━━━ Passage provided ━━━

# 500 miles in 2.5 yrs



## biggs682 (16 Sep 2012)

well on todays 12 mile ride we notched up our 500 th mile covered and its taken around 2.5 years to do . so like a lot of tandems ours does not get a lot of use .


----------



## simon.r (16 Sep 2012)

Ours, bought new in April, has done exactly 10 miles!

My girlfriend broke her elbow a couple of weeks after we bought it and since she's felt able to get back on it it's rained every time we've planned a ride out. I know the rain isn't an excuse, but she's a novice cyclist and I don't want to put her off before she starts!

Here's hoping for a few mild and sunny weekends in the next few weeks...


----------



## roadrash (16 Sep 2012)

simon.r said:


> Ours, bought new in April, has done exactly 10 miles!
> 
> My girlfriend broke her elbow a couple of weeks after we bought it and since she's felt able to get back on it it's rained every time we've planned a ride out. I know the rain isn't an excuse, but she's a novice cyclist and I don't want to put her off before she starts!
> 
> Here's hoping for a few mild and sunny weekends in the next few weeks...


 

good luck with that one


----------



## simon.r (16 Sep 2012)

━━━ Dataset ━━━

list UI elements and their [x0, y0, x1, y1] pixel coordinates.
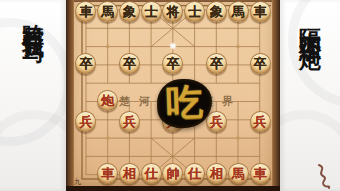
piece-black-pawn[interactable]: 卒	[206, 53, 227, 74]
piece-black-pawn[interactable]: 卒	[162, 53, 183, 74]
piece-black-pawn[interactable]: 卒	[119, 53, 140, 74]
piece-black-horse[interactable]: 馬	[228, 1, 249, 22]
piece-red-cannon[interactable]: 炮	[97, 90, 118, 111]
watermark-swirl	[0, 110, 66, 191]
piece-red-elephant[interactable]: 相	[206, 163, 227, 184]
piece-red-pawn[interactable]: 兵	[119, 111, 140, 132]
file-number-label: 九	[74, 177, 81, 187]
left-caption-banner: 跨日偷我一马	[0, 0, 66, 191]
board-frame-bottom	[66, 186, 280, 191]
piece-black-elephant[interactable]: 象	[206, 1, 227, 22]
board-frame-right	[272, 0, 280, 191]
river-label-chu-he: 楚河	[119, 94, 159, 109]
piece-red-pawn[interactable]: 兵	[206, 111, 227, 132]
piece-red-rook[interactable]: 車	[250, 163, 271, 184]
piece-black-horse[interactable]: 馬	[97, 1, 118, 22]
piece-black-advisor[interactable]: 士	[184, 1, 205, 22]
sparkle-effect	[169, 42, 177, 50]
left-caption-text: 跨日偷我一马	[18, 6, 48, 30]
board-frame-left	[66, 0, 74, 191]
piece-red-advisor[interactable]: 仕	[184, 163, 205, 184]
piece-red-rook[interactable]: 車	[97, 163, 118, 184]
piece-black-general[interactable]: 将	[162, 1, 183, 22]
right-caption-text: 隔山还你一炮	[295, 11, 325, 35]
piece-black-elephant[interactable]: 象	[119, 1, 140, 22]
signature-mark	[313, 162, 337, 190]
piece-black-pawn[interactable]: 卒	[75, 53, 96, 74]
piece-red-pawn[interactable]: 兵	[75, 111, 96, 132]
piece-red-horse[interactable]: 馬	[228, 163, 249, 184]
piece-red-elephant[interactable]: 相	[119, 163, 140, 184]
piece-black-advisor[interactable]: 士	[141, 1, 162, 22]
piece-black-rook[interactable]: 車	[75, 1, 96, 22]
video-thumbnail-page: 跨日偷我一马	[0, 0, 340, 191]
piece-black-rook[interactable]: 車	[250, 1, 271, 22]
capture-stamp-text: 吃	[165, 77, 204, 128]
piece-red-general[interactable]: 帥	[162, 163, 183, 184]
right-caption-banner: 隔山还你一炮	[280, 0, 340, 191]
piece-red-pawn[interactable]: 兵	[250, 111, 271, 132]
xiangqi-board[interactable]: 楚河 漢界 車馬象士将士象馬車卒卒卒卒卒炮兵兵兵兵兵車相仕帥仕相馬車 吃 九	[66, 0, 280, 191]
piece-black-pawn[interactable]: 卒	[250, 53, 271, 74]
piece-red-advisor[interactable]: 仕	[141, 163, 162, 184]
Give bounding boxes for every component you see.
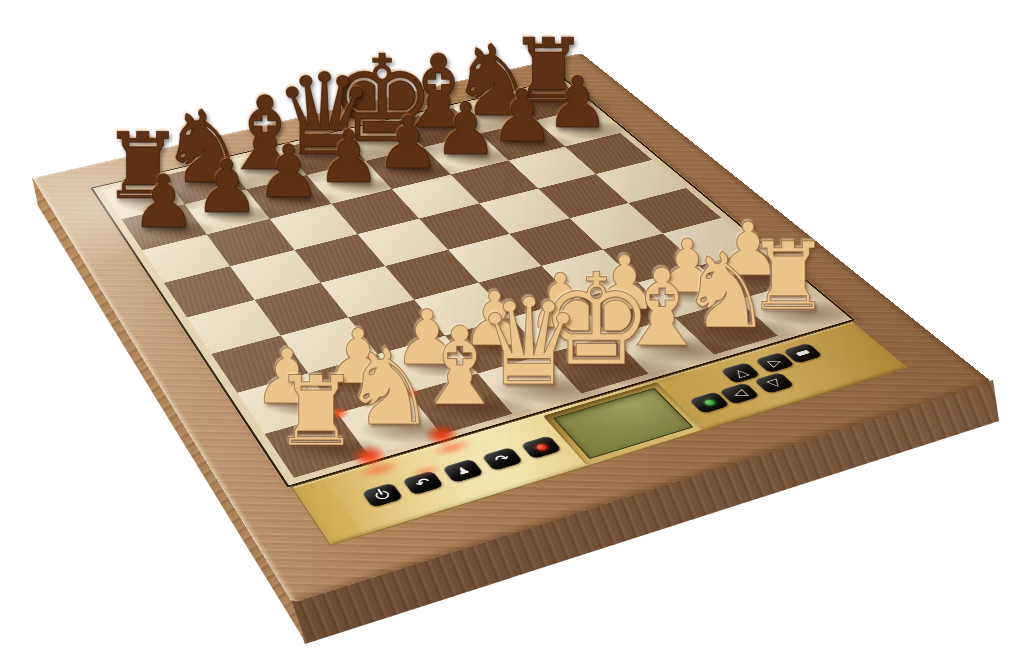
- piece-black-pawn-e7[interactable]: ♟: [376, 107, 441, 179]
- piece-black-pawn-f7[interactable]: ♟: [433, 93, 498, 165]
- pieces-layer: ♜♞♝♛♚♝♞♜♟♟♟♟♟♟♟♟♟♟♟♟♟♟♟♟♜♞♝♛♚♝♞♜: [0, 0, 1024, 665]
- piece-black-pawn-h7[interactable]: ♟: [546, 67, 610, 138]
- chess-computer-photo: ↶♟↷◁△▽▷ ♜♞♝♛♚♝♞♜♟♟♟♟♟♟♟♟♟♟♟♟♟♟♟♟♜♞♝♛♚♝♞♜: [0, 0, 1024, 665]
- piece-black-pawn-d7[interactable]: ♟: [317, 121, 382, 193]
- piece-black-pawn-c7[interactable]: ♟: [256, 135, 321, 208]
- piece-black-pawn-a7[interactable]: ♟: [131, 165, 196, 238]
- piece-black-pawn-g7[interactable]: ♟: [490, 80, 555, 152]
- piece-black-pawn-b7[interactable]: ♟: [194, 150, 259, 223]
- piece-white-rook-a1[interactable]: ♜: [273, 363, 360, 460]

━━━

Problem statement: Write what follows next in the forum thread about tandem mileage, starting from its final line.

Solved problem:
roadrash said:


> good luck with that one


 
 I know it's a long shot! This weekend would have been fine, but she was on a training course... I suspect it may gather dust until next Spring!


----------



## biggs682 (16 Sep 2012)

simon.r said:


> I know it's a long shot! This weekend would have been fine, but she was on a training course... I suspect it may gather dust until next Spring!


 can always ride it solo !


----------



## biggs682 (3 Feb 2013)

have set a target of 500 mles this year for tandam so far so good feb 3rd and 4.5 miles covered so getting there !!!


----------



## JohnClimber (20 Sep 2013)

Picked up our Dawes mtb Tandem 2 weeks ago and done 48 miles so far.

Slowly increasing the mileage 13 miles today.

16 miles planned for Sunday, who knows we may bag 500 miles before the end of the year


----------



## biggs682 (21 Sep 2013)

biggs682 said:


> have set a target of 500 mles this year for tandam so far so good feb 3rd and 4.5 miles covered so getting there !!!



not been out since !!!



JohnClimber said:


> Picked up our Dawes mtb Tandem 2 weeks ago and done 48 miles so far.
> 
> Slowly increasing the mileage 13 miles today.
> 
> 16 miles planned for Sunday, who knows we may bag 500 miles before the end of the year



well done i wish ours was being used


----------



## JohnClimber (22 Sep 2013)

Getting the miles in, another 17.5miles within 2 hours this morning so 64 miles in total.

Little and often is my secret to getting her out on the bike, just so she gets in the habit of riding. She was ready to ride before me today.


----------



## fossyant (22 Sep 2013)

There is no chance I would get a tandem with my missus. She is a very jumpy car passenger after a couple of rear end collisions in her car. Not me driving.

My cycling would seriously spook her out....


----------



## biggs682 (23 Sep 2013)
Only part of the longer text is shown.